▶ _EXERCISE DESCRIPTION_
Pick out each line containing the string "jest" and copy it.

↓↓↓

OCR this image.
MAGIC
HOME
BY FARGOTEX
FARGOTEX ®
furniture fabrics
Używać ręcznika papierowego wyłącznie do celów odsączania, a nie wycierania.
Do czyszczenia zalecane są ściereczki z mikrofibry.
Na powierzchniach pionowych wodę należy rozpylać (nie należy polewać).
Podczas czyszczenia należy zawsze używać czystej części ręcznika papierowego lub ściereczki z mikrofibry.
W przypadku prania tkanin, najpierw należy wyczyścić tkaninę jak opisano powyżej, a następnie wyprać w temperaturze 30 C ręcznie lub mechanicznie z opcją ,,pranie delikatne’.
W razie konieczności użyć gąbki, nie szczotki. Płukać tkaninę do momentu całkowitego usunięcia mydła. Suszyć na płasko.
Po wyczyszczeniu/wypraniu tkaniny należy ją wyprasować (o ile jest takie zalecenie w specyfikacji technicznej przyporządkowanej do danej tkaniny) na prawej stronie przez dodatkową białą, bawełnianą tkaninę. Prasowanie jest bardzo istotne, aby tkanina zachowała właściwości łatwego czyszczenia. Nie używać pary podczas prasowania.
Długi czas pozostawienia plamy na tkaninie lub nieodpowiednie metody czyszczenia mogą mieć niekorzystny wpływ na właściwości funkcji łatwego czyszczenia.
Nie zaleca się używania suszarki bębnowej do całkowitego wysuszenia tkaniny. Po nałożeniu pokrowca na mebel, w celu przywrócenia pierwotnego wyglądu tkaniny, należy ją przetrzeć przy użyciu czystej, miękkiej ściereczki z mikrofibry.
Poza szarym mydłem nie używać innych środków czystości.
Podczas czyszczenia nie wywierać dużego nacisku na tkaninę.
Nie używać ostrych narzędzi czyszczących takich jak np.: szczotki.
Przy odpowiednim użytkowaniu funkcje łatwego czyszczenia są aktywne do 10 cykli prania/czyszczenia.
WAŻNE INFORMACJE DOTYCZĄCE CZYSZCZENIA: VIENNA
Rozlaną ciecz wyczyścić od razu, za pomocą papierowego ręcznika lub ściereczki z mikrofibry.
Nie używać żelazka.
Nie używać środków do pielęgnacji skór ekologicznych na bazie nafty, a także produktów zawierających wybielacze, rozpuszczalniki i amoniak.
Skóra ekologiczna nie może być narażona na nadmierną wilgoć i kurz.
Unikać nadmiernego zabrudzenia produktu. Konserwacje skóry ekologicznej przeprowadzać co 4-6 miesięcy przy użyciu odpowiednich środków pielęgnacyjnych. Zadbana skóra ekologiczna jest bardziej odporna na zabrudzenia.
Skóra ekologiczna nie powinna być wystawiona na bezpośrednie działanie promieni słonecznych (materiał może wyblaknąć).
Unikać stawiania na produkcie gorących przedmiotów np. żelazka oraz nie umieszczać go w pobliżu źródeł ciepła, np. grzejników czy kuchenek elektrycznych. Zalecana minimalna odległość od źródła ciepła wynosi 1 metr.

↑↑↑
↓↓↓

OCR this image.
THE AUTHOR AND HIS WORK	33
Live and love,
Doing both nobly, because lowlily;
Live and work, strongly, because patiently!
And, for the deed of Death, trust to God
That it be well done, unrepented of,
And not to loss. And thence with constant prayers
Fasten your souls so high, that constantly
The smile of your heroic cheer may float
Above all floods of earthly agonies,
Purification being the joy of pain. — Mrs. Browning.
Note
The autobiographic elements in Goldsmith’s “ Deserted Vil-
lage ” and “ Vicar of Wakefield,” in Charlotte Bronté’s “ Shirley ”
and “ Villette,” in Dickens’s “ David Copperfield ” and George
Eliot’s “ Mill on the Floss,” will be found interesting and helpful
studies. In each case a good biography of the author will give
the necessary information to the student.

↑↑↑

▶ _COMPLETED EXERCISE_
Po wyczyszczeniu/wypraniu tkaniny należy ją wyprasować (o ile jest takie zalecenie w specyfikacji technicznej przyporządkowanej do danej tkaniny) na prawej stronie przez dodatkową białą, bawełnianą tkaninę. Prasowanie jest bardzo istotne, aby tkanina zachowała właściwości łatwego czyszczenia. Nie używać pary podczas prasowania.
Unikać nadmiernego zabrudzenia produktu. Konserwacje skóry ekologicznej przeprowadzać co 4-6 miesięcy przy użyciu odpowiednich środków pielęgnacyjnych. Zadbana skóra ekologiczna jest bardziej odporna na zabrudzenia.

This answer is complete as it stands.